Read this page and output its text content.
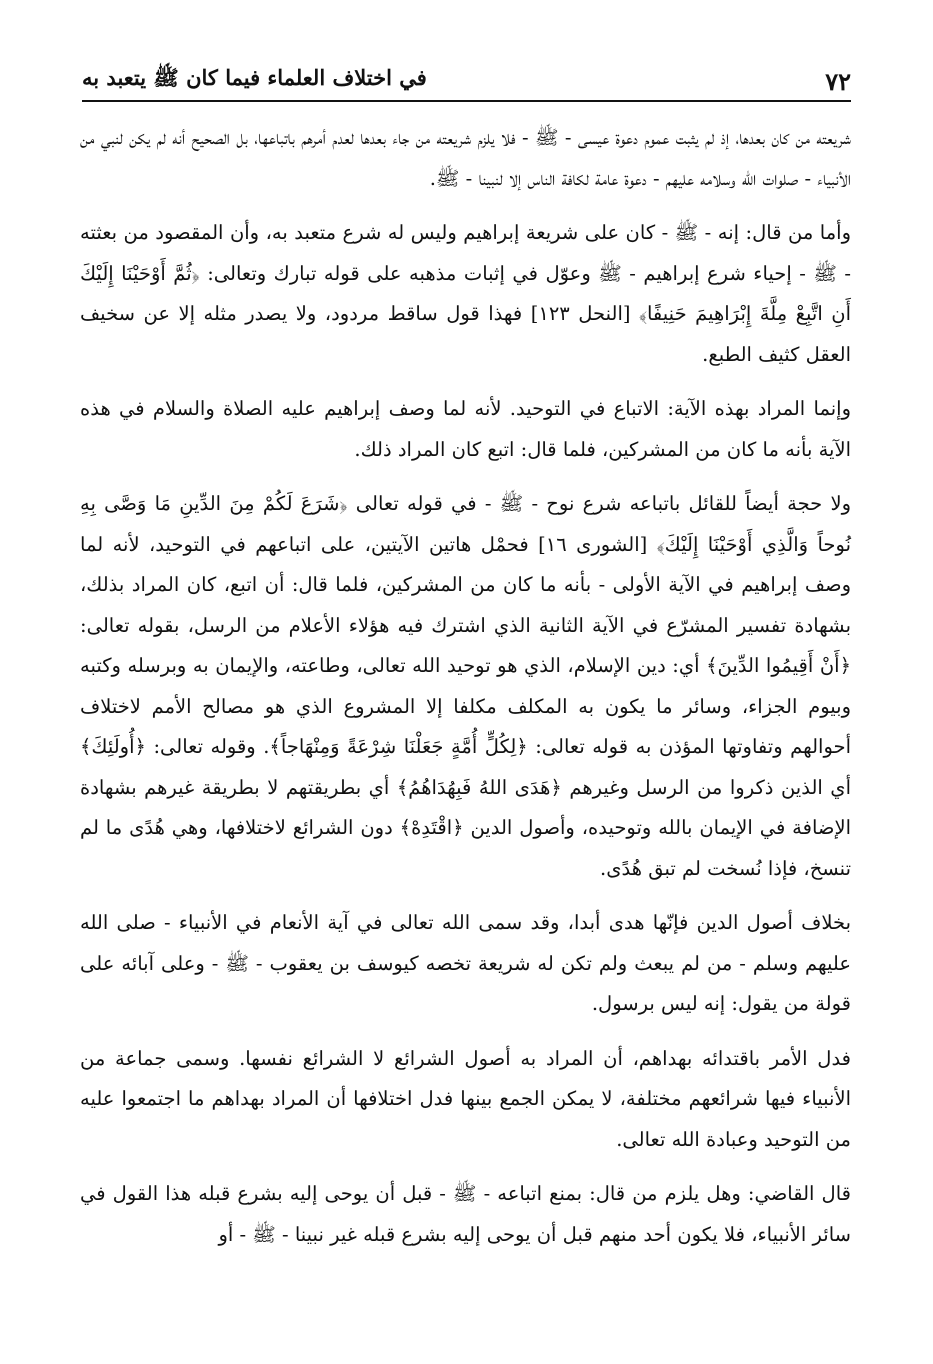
٧٢
في اختلاف العلماء فيما كان ﷺ يتعبد به

شريعته من كان بعدها، إذ لم يثبت عموم دعوة عيسى - ﷺ - فلا يلزم شريعته من جاء بعدها لعدم أمرهم باتباعها، بل الصحيح أنه لم يكن لنبي من الأنبياء - صلوات الله وسلامه عليهم - دعوة عامة لكافة الناس إلا لنبينا - ﷺ.

وأما من قال: إنه - ﷺ - كان على شريعة إبراهيم وليس له شرع متعبد به، وأن المقصود من بعثته - ﷺ - إحياء شرع إبراهيم - ﷺ وعوّل في إثبات مذهبه على قوله تبارك وتعالى: ﴿ثُمَّ أَوْحَيْنَا إِلَيْكَ أَنِ اتَّبِعْ مِلَّةَ إِبْرَاهِيمَ حَنِيفًا﴾ [النحل ١٢٣] فهذا قول ساقط مردود، ولا يصدر مثله إلا عن سخيف العقل كثيف الطبع.

وإنما المراد بهذه الآية: الاتباع في التوحيد. لأنه لما وصف إبراهيم عليه الصلاة والسلام في هذه الآية بأنه ما كان من المشركين، فلما قال: اتبع كان المراد ذلك.

ولا حجة أيضاً للقائل باتباعه شرع نوح - ﷺ - في قوله تعالى ﴿شَرَعَ لَكُمْ مِنَ الدِّينِ مَا وَصَّى بِهِ نُوحاً وَالَّذِي أَوْحَيْنَا إِلَيْكَ﴾ [الشورى ١٦] فحمْل هاتين الآيتين، على اتباعهم في التوحيد، لأنه لما وصف إبراهيم في الآية الأولى - بأنه ما كان من المشركين، فلما قال: أن اتبع، كان المراد بذلك، بشهادة تفسير المشرّع في الآية الثانية الذي اشترك فيه هؤلاء الأعلام من الرسل، بقوله تعالى: ﴿أَنْ أَقِيمُوا الدِّينَ﴾ أي: دين الإسلام، الذي هو توحيد الله تعالى، وطاعته، والإيمان به وبرسله وكتبه وبيوم الجزاء، وسائر ما يكون به المكلف مكلفا إلا المشروع الذي هو مصالح الأمم لاختلاف أحوالهم وتفاوتها المؤذن به قوله تعالى: ﴿لِكُلٍّ أُمَّةٍ جَعَلْنَا شِرْعَةً وَمِنْهَاجاً﴾. وقوله تعالى: ﴿أُولَئِكَ﴾ أي الذين ذكروا من الرسل وغيرهم ﴿هَدَى اللهُ فَبِهُدَاهُمُ﴾ أي بطريقتهم لا بطريقة غيرهم بشهادة الإضافة في الإيمان بالله وتوحيده، وأصول الدين ﴿اقْتَدِهْ﴾ دون الشرائع لاختلافها، وهي هُدًى ما لم تنسخ، فإذا نُسخت لم تبق هُدًى.

بخلاف أصول الدين فإنّها هدى أبدا، وقد سمى الله تعالى في آية الأنعام في الأنبياء - صلى الله عليهم وسلم - من لم يبعث ولم تكن له شريعة تخصه كيوسف بن يعقوب - ﷺ - وعلى آبائه على قولة من يقول: إنه ليس برسول.

فدل الأمر باقتدائه بهداهم، أن المراد به أصول الشرائع لا الشرائع نفسها. وسمى جماعة من الأنبياء فيها شرائعهم مختلفة، لا يمكن الجمع بينها فدل اختلافها أن المراد بهداهم ما اجتمعوا عليه من التوحيد وعبادة الله تعالى.

قال القاضي: وهل يلزم من قال: بمنع اتباعه - ﷺ - قبل أن يوحى إليه بشرع قبله هذا القول في سائر الأنبياء، فلا يكون أحد منهم قبل أن يوحى إليه بشرع قبله غير نبينا - ﷺ - أو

::::::::::

Short task.
Print all of the entries word for word. Skip any images they contain.

Answer to the task.
Read this page and output its text content.
٧٢
في اختلاف العلماء فيما كان ﷺ يتعبد به

شريعته من كان بعدها، إذ لم يثبت عموم دعوة عيسى - ﷺ - فلا يلزم شريعته من جاء بعدها لعدم أمرهم باتباعها، بل الصحيح أنه لم يكن لنبي من الأنبياء - صلوات الله وسلامه عليهم - دعوة عامة لكافة الناس إلا لنبينا - ﷺ.

وأما من قال: إنه - ﷺ - كان على شريعة إبراهيم وليس له شرع متعبد به، وأن المقصود من بعثته - ﷺ - إحياء شرع إبراهيم - ﷺ وعوّل في إثبات مذهبه على قوله تبارك وتعالى: ﴿ثُمَّ أَوْحَيْنَا إِلَيْكَ أَنِ اتَّبِعْ مِلَّةَ إِبْرَاهِيمَ حَنِيفًا﴾ [النحل ١٢٣] فهذا قول ساقط مردود، ولا يصدر مثله إلا عن سخيف العقل كثيف الطبع.

وإنما المراد بهذه الآية: الاتباع في التوحيد. لأنه لما وصف إبراهيم عليه الصلاة والسلام في هذه الآية بأنه ما كان من المشركين، فلما قال: اتبع كان المراد ذلك.

ولا حجة أيضاً للقائل باتباعه شرع نوح - ﷺ - في قوله تعالى ﴿شَرَعَ لَكُمْ مِنَ الدِّينِ مَا وَصَّى بِهِ نُوحاً وَالَّذِي أَوْحَيْنَا إِلَيْكَ﴾ [الشورى ١٦] فحمْل هاتين الآيتين، على اتباعهم في التوحيد، لأنه لما وصف إبراهيم في الآية الأولى - بأنه ما كان من المشركين، فلما قال: أن اتبع، كان المراد بذلك، بشهادة تفسير المشرّع في الآية الثانية الذي اشترك فيه هؤلاء الأعلام من الرسل، بقوله تعالى: ﴿أَنْ أَقِيمُوا الدِّينَ﴾ أي: دين الإسلام، الذي هو توحيد الله تعالى، وطاعته، والإيمان به وبرسله وكتبه وبيوم الجزاء، وسائر ما يكون به المكلف مكلفا إلا المشروع الذي هو مصالح الأمم لاختلاف أحوالهم وتفاوتها المؤذن به قوله تعالى: ﴿لِكُلٍّ أُمَّةٍ جَعَلْنَا شِرْعَةً وَمِنْهَاجاً﴾. وقوله تعالى: ﴿أُولَئِكَ﴾ أي الذين ذكروا من الرسل وغيرهم ﴿هَدَى اللهُ فَبِهُدَاهُمُ﴾ أي بطريقتهم لا بطريقة غيرهم بشهادة الإضافة في الإيمان بالله وتوحيده، وأصول الدين ﴿اقْتَدِهْ﴾ دون الشرائع لاختلافها، وهي هُدًى ما لم تنسخ، فإذا نُسخت لم تبق هُدًى.

بخلاف أصول الدين فإنّها هدى أبدا، وقد سمى الله تعالى في آية الأنعام في الأنبياء - صلى الله عليهم وسلم - من لم يبعث ولم تكن له شريعة تخصه كيوسف بن يعقوب - ﷺ - وعلى آبائه على قولة من يقول: إنه ليس برسول.

فدل الأمر باقتدائه بهداهم، أن المراد به أصول الشرائع لا الشرائع نفسها. وسمى جماعة من الأنبياء فيها شرائعهم مختلفة، لا يمكن الجمع بينها فدل اختلافها أن المراد بهداهم ما اجتمعوا عليه من التوحيد وعبادة الله تعالى.

قال القاضي: وهل يلزم من قال: بمنع اتباعه - ﷺ - قبل أن يوحى إليه بشرع قبله هذا القول في سائر الأنبياء، فلا يكون أحد منهم قبل أن يوحى إليه بشرع قبله غير نبينا - ﷺ - أو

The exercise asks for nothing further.